- _Data for this exercise_:
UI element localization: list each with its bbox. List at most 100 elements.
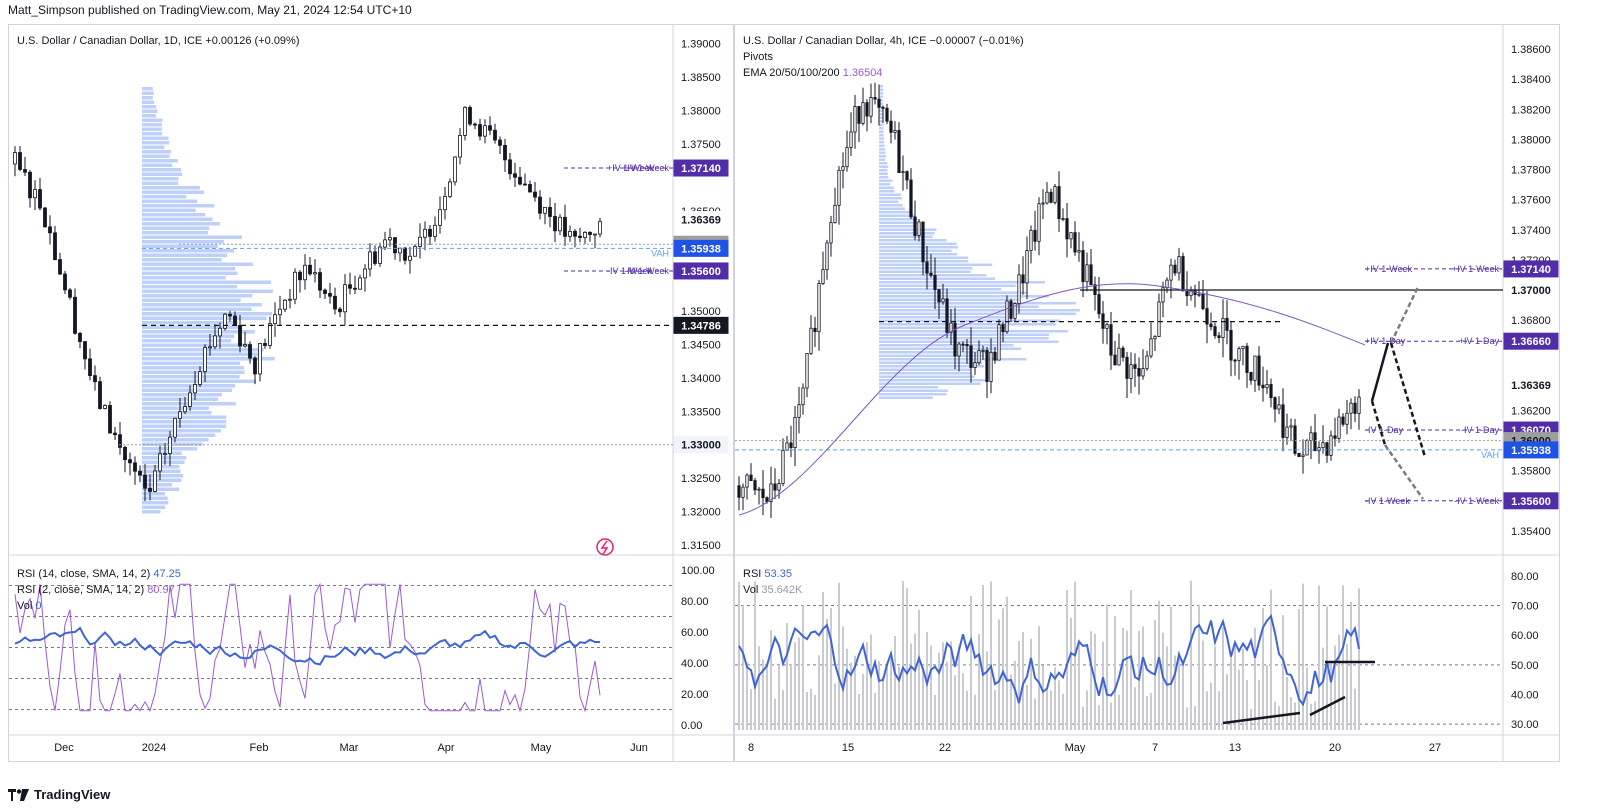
tradingview-footer[interactable]: TradingView bbox=[8, 787, 110, 802]
volume-bar bbox=[962, 673, 964, 730]
candle-down bbox=[348, 284, 352, 289]
volume-profile-bar bbox=[879, 309, 1080, 312]
candle-up bbox=[223, 313, 227, 329]
volume-profile-bar bbox=[879, 253, 958, 256]
candle-up bbox=[917, 221, 921, 236]
candle-down bbox=[428, 228, 432, 237]
volume-profile-bar bbox=[142, 321, 238, 325]
price-tag bbox=[673, 239, 729, 257]
volume-profile-bar bbox=[879, 200, 899, 203]
candle-up bbox=[483, 125, 487, 137]
candle-down bbox=[333, 295, 337, 310]
volume-profile-bar bbox=[879, 92, 884, 95]
candle-up bbox=[288, 298, 292, 301]
candle-up bbox=[453, 156, 457, 183]
volume-profile-bar bbox=[879, 151, 886, 154]
volume-profile-bar bbox=[142, 460, 185, 464]
candle-down bbox=[108, 405, 112, 434]
volume-profile-bar bbox=[879, 312, 1076, 315]
volume-profile-bar bbox=[142, 127, 162, 131]
volume-profile-bar bbox=[879, 211, 913, 214]
candle-up bbox=[1301, 454, 1305, 457]
candle-down bbox=[1181, 256, 1185, 292]
candle-up bbox=[821, 269, 825, 284]
candle-down bbox=[548, 206, 552, 217]
left-chart-panel[interactable]: U.S. Dollar / Canadian Dollar, 1D, ICE +… bbox=[8, 24, 734, 762]
volume-bar bbox=[1194, 706, 1196, 730]
candle-down bbox=[1245, 345, 1249, 373]
candle-up bbox=[198, 371, 202, 385]
candle-down bbox=[328, 293, 332, 297]
price-tag-label: -IV 1-Day bbox=[1461, 425, 1500, 435]
candle-down bbox=[58, 259, 62, 275]
volume-profile-bar bbox=[879, 228, 937, 231]
candle-down bbox=[1001, 324, 1005, 333]
volume-profile-bar bbox=[142, 132, 163, 136]
candle-up bbox=[358, 277, 362, 290]
volume-profile-bar bbox=[142, 451, 182, 455]
candle-up bbox=[388, 237, 392, 241]
time-tick-label: 15 bbox=[842, 742, 854, 754]
candle-up bbox=[1029, 229, 1033, 251]
volume-bar bbox=[1226, 674, 1228, 730]
candle-down bbox=[353, 287, 357, 290]
volume-bar bbox=[1002, 608, 1004, 730]
candle-up bbox=[1161, 287, 1165, 303]
candle-up bbox=[268, 323, 272, 346]
candle-up bbox=[869, 97, 873, 117]
volume-profile-bar bbox=[142, 280, 271, 284]
volume-bar bbox=[1326, 606, 1328, 730]
vol-label: Vol bbox=[17, 600, 33, 612]
volume-bar bbox=[1286, 676, 1288, 730]
volume-bar bbox=[1170, 606, 1172, 730]
volume-bar bbox=[1142, 626, 1144, 730]
time-tick-label: 13 bbox=[1229, 742, 1241, 754]
rsi-tick-label: 80.00 bbox=[1511, 571, 1539, 583]
right-chart-panel[interactable]: U.S. Dollar / Canadian Dollar, 4h, ICE −… bbox=[734, 24, 1560, 762]
candle-up bbox=[543, 206, 547, 214]
candle-down bbox=[298, 271, 302, 281]
right-chart-canvas[interactable]: 1.38600 1.38400 1.38200 1.38000 1.37800 1.376… bbox=[735, 25, 1559, 761]
volume-profile-bar bbox=[142, 294, 253, 298]
volume-bar bbox=[1010, 674, 1012, 730]
candle-down bbox=[761, 488, 765, 499]
candle-up bbox=[1129, 364, 1133, 379]
candle-up bbox=[1321, 442, 1325, 449]
volume-bar bbox=[1126, 630, 1128, 730]
volume-profile-bar bbox=[879, 354, 985, 357]
candle-down bbox=[68, 289, 72, 298]
candle-down bbox=[1297, 452, 1301, 457]
candle-up bbox=[793, 416, 797, 448]
candle-down bbox=[73, 296, 77, 334]
volume-profile-bar bbox=[879, 99, 884, 102]
volume-profile-bar bbox=[142, 208, 196, 212]
volume-bar bbox=[1246, 680, 1248, 730]
volume-profile-bar bbox=[879, 330, 1068, 333]
volume-profile-bar bbox=[879, 302, 1076, 305]
candle-up bbox=[1153, 336, 1157, 340]
left-chart-canvas[interactable]: 1.390001.385001.380001.375001.365001.350… bbox=[9, 25, 733, 761]
candle-down bbox=[253, 357, 257, 375]
candle-down bbox=[1009, 300, 1013, 319]
candle-up bbox=[1357, 396, 1361, 414]
candle-up bbox=[103, 405, 107, 409]
volume-profile-bar bbox=[142, 105, 157, 109]
volume-profile-bar bbox=[142, 415, 227, 419]
candle-down bbox=[1217, 335, 1221, 338]
candle-down bbox=[528, 184, 532, 193]
candle-up bbox=[363, 268, 367, 279]
volume-bar bbox=[1214, 646, 1216, 730]
candle-up bbox=[398, 247, 402, 254]
volume-profile-bar bbox=[142, 388, 233, 392]
volume-profile-bar bbox=[879, 176, 889, 179]
volume-profile-bar bbox=[142, 393, 222, 397]
volume-profile-bar bbox=[879, 95, 884, 98]
volume-profile-bar bbox=[879, 358, 1027, 361]
rsi2-label: RSI (2, close, SMA, 14, 2) bbox=[17, 584, 145, 596]
candle-down bbox=[749, 474, 753, 482]
candle-up bbox=[989, 352, 993, 382]
candle-down bbox=[905, 171, 909, 181]
candle-down bbox=[921, 221, 925, 263]
candle-up bbox=[973, 362, 977, 368]
candle-down bbox=[28, 171, 32, 199]
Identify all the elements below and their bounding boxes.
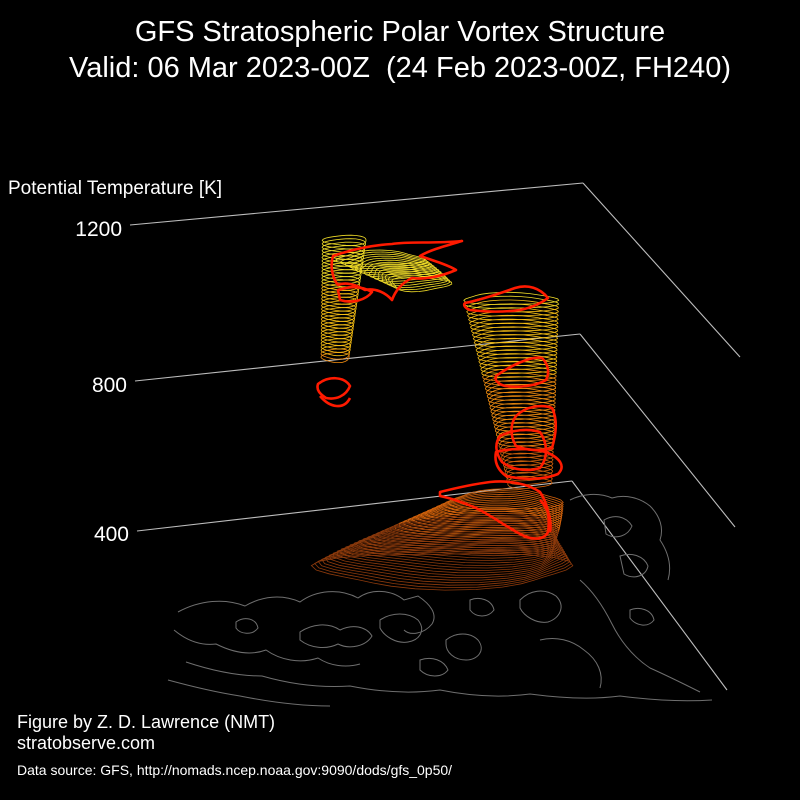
title-line-2: Valid: 06 Mar 2023-00Z (24 Feb 2023-00Z,… bbox=[69, 52, 731, 84]
isosurface-contour-upper-left bbox=[320, 352, 350, 363]
edge-contour-upper-left-top bbox=[330, 239, 464, 302]
isosurface-contour-upper-right bbox=[471, 326, 559, 340]
isosurface-contour-upper-left bbox=[320, 317, 355, 329]
figure-credits: Figure by Z. D. Lawrence (NMT) stratobse… bbox=[17, 712, 452, 778]
isosurface-contour-upper-left bbox=[320, 314, 356, 326]
z-tick-800: 800 bbox=[92, 374, 127, 397]
isosurface-contour-lower-trunk bbox=[310, 553, 574, 591]
isosurface-contour-upper-cap bbox=[377, 268, 446, 284]
isosurface-contour-lower-trunk bbox=[325, 545, 568, 581]
isosurface-contour-lower-trunk bbox=[340, 536, 562, 571]
edge-contour-upper-left-base bbox=[319, 395, 352, 408]
back-edge-1200 bbox=[582, 182, 741, 358]
edge-contour-right-2 bbox=[510, 404, 558, 452]
isosurface-contour-upper-left bbox=[321, 307, 357, 319]
credit-data-source: Data source: GFS, http://nomads.ncep.noa… bbox=[17, 762, 453, 778]
isosurface-contour-upper-left bbox=[320, 334, 353, 346]
coastline-map bbox=[167, 493, 713, 707]
isosurface-contour-upper-cap bbox=[340, 251, 429, 267]
edge-contour-upper-left-mid bbox=[336, 285, 374, 303]
edge-contour-lower-right bbox=[539, 499, 552, 533]
isosurface-contour-upper-left bbox=[321, 296, 358, 308]
isosurface-contour-upper-right bbox=[469, 318, 559, 332]
z-tick-400: 400 bbox=[94, 523, 129, 546]
isosurface-contour-lower-trunk bbox=[424, 497, 563, 522]
isosurface-contour-lower-trunk bbox=[317, 549, 571, 586]
isosurface-contour-upper-left bbox=[321, 272, 361, 284]
isosurface-contour-upper-right bbox=[465, 299, 560, 313]
isosurface-contour-upper-left bbox=[321, 241, 366, 253]
credit-author: Figure by Z. D. Lawrence (NMT) bbox=[17, 712, 276, 732]
isosurface-contour-upper-left bbox=[321, 289, 359, 302]
isosurface-contour-upper-left bbox=[321, 279, 360, 291]
isosurface-contour-upper-left bbox=[320, 327, 354, 339]
isosurface-contour-upper-right bbox=[470, 322, 559, 336]
isosurface-contour-lower-trunk bbox=[429, 495, 564, 519]
isosurface-contour-upper-right bbox=[468, 314, 559, 328]
isosurface-contour-lower-trunk bbox=[321, 547, 569, 584]
isosurface-contour-upper-left bbox=[321, 265, 362, 277]
isosurface-contour-upper-left bbox=[321, 269, 362, 281]
isosurface-contour-upper-cap bbox=[384, 272, 450, 289]
title-line-1: GFS Stratospheric Polar Vortex Structure bbox=[134, 16, 666, 48]
isosurface-contour-lower-trunk bbox=[336, 538, 563, 574]
vortex-edge-contours bbox=[316, 239, 563, 540]
z-tick-1200: 1200 bbox=[75, 218, 122, 241]
isosurface-contour-upper-right bbox=[487, 391, 556, 405]
isosurface-contour-lower-trunk bbox=[438, 492, 564, 515]
isosurface-contour-upper-left bbox=[320, 345, 351, 357]
isosurface-contour-upper-left bbox=[320, 348, 351, 360]
edge-contour-right-top bbox=[462, 285, 550, 313]
isosurface-contour-upper-right bbox=[468, 311, 559, 324]
chart-title: GFS Stratospheric Polar Vortex Structure… bbox=[0, 14, 800, 86]
isosurface-contour-upper-left bbox=[320, 338, 352, 350]
isosurface-contour-upper-left bbox=[321, 234, 367, 246]
edge-contour-right-3 bbox=[495, 428, 548, 472]
z-axis-title: Potential Temperature [K] bbox=[8, 178, 222, 199]
edge-contour-right-4 bbox=[494, 447, 563, 481]
isosurface-contour-upper-right bbox=[478, 353, 558, 367]
isosurface-contour-upper-right bbox=[475, 341, 558, 355]
isosurface-contour-upper-left bbox=[321, 303, 357, 315]
isosurface-contour-upper-right bbox=[463, 291, 560, 305]
isosurface-contour-upper-cap bbox=[349, 255, 434, 272]
credit-website: stratobserve.com bbox=[17, 733, 156, 753]
isosurface-contour-upper-right bbox=[467, 307, 559, 321]
z-axis-frame bbox=[129, 182, 741, 691]
edge-contour-upper-left-low bbox=[316, 376, 352, 400]
isosurface-contour-upper-right bbox=[474, 337, 558, 351]
z-axis-line-1200 bbox=[129, 182, 584, 226]
isosurface-contour-lower-trunk bbox=[314, 551, 572, 589]
back-edge-800 bbox=[579, 333, 736, 528]
isosurface-contour-upper-right bbox=[481, 364, 557, 378]
isosurface-contour-lower-trunk bbox=[442, 490, 564, 512]
isosurface-contour-upper-left bbox=[320, 341, 352, 353]
isosurface-contour-upper-right bbox=[473, 334, 558, 347]
isosurface-contour-upper-left bbox=[320, 310, 356, 322]
isosurface-contour-upper-right bbox=[477, 349, 558, 363]
isosurface-contour-upper-cap bbox=[381, 270, 448, 286]
isosurface-contour-upper-right bbox=[472, 330, 559, 344]
isosurface-contour-upper-left bbox=[320, 324, 354, 336]
isosurface-contour-upper-left bbox=[320, 331, 353, 343]
isosurface-contour-upper-cap bbox=[345, 253, 431, 269]
edge-contour-lower-band bbox=[438, 480, 551, 540]
isosurface-contour-upper-right bbox=[482, 368, 557, 382]
isosurface-contour-upper-left bbox=[321, 293, 359, 305]
isosurface-contour-upper-right bbox=[484, 379, 556, 394]
isosurface-contour-upper-cap bbox=[335, 249, 427, 265]
back-edge-400 bbox=[571, 480, 728, 691]
isosurface-contour-upper-right bbox=[480, 360, 557, 374]
edge-contour-right-1 bbox=[494, 356, 550, 389]
isosurface-contour-upper-left bbox=[320, 320, 355, 332]
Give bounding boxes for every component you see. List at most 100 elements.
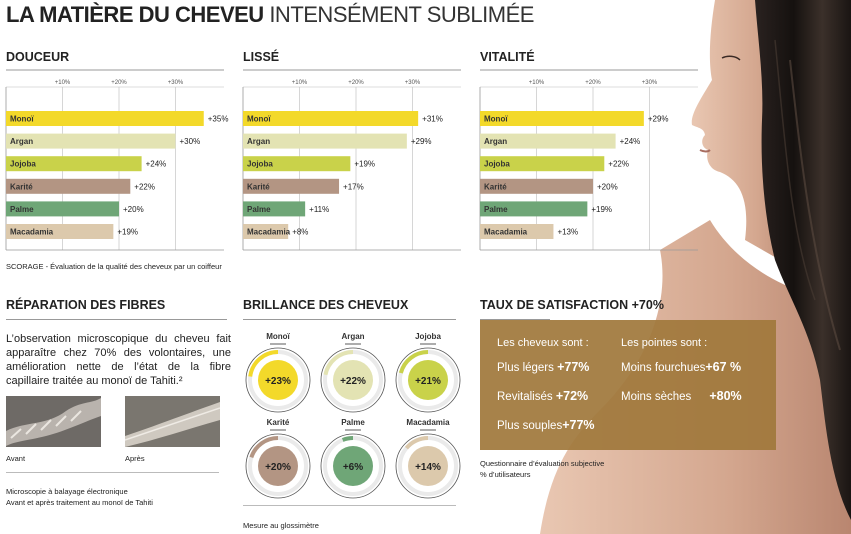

- _Problem requirements_:
Please report every line of the data above that contains the string "bounding", and treat uppercase and lowercase as different.

- _Exercise response_:
Identify all the elements below and their bounding boxes.
Give bounding boxes for every component you see. List at most 100 elements.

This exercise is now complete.